◆ TASK TO COMPLETE: Work out how many lines hold the string "Gestión". The answer is a single number, nothing more.

Start DATA

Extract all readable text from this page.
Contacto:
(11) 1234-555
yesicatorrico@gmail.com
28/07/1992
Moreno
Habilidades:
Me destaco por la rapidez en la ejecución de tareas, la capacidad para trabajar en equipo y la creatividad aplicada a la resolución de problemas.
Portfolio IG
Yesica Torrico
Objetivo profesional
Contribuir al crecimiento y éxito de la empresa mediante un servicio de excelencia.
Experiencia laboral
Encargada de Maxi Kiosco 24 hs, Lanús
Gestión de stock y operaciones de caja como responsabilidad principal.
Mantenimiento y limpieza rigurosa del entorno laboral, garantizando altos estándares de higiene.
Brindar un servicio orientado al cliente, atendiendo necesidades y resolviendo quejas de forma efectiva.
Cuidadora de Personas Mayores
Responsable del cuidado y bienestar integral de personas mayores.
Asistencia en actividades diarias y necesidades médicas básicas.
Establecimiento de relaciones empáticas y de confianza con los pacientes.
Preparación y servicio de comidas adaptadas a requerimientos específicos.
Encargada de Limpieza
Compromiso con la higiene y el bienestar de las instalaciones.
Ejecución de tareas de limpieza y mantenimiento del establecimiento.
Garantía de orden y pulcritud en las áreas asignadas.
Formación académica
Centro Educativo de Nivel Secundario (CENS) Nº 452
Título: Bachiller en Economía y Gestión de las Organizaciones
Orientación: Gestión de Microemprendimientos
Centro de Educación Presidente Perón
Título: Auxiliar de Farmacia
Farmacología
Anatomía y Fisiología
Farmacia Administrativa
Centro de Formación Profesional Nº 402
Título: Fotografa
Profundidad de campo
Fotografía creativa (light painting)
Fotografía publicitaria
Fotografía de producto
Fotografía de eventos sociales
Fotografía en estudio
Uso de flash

End DATA

◆ COMPLETE OUTPUT: 3